DATA LINES:
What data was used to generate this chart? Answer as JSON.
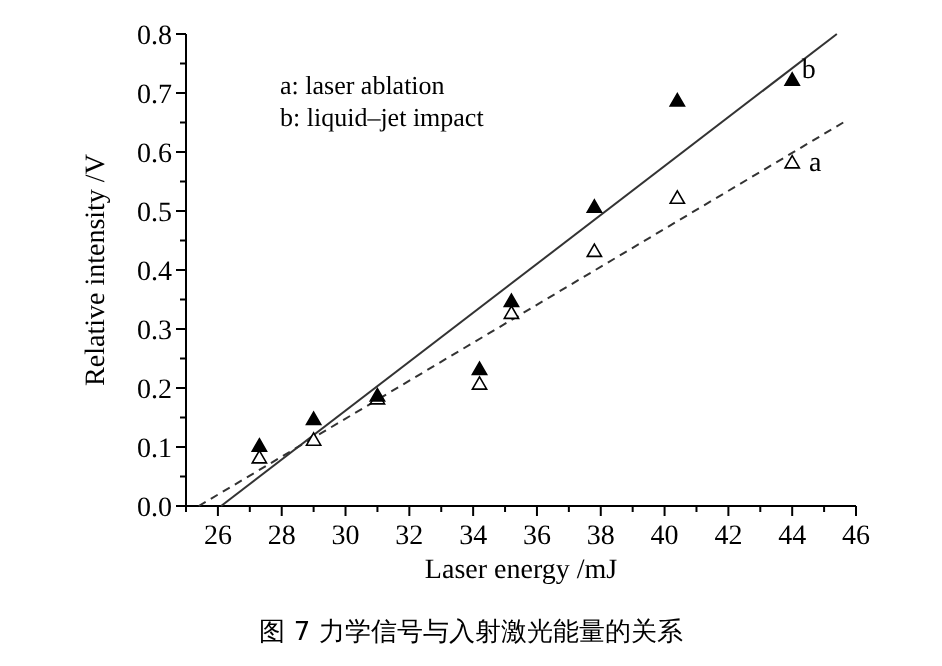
{
  "chart_data": {
    "type": "scatter",
    "title": "图 7  力学信号与入射激光能量的关系",
    "xlabel": "Laser energy /mJ",
    "ylabel": "Relative intensity /V",
    "xlim": [
      25,
      46
    ],
    "ylim": [
      0,
      0.8
    ],
    "xticks": [
      {
        "value": 25,
        "label": null
      },
      26,
      {
        "value": 27,
        "label": null
      },
      28,
      {
        "value": 29,
        "label": null
      },
      30,
      {
        "value": 31,
        "label": null
      },
      32,
      {
        "value": 33,
        "label": null
      },
      34,
      {
        "value": 35,
        "label": null
      },
      36,
      {
        "value": 37,
        "label": null
      },
      38,
      {
        "value": 39,
        "label": null
      },
      40,
      {
        "value": 41,
        "label": null
      },
      42,
      {
        "value": 43,
        "label": null
      },
      44,
      {
        "value": 45,
        "label": null
      },
      46
    ],
    "yticks": [
      {
        "value": 0,
        "label": "0.0"
      },
      {
        "value": 0.05,
        "label": null
      },
      0.1,
      {
        "value": 0.15,
        "label": null
      },
      0.2,
      {
        "value": 0.25,
        "label": null
      },
      0.3,
      {
        "value": 0.35,
        "label": null
      },
      0.4,
      {
        "value": 0.45,
        "label": null
      },
      0.5,
      {
        "value": 0.55,
        "label": null
      },
      0.6,
      {
        "value": 0.65,
        "label": null
      },
      0.7,
      {
        "value": 0.75,
        "label": null
      },
      0.8
    ],
    "grid": false,
    "series": [
      {
        "color": "#ffffff",
        "marker": "triangle",
        "x": [
          27.3,
          29,
          31,
          34.2,
          35.2,
          37.8,
          40.4,
          44
        ],
        "values": [
          0.08,
          0.11,
          0.18,
          0.205,
          0.325,
          0.43,
          0.52,
          0.58
        ]
      },
      {
        "color": "#000000",
        "marker": "triangle",
        "x": [
          27.3,
          29,
          31,
          34.2,
          35.2,
          37.8,
          40.4,
          44
        ],
        "values": [
          0.1,
          0.145,
          0.185,
          0.23,
          0.345,
          0.505,
          0.685,
          0.72
        ]
      },
      {
        "type": "line",
        "name": "a",
        "color": "#333333",
        "line_style": "dashed",
        "x": [
          25.4,
          45.6
        ],
        "values": [
          0,
          0.65
        ]
      },
      {
        "type": "line",
        "name": "b",
        "color": "#333333",
        "line_style": "solid",
        "x": [
          26.1,
          45.4
        ],
        "values": [
          0,
          0.8
        ]
      }
    ],
    "annotations": [
      "a: laser ablation",
      "b: liquid–jet impact"
    ]
  }
}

EXERCISE REQUIREMENTS: Copy out each line of the listing that holds "color".

THE ANSWER:
        "color": "#ffffff",
        "color": "#000000",
        "color": "#333333",
        "color": "#333333",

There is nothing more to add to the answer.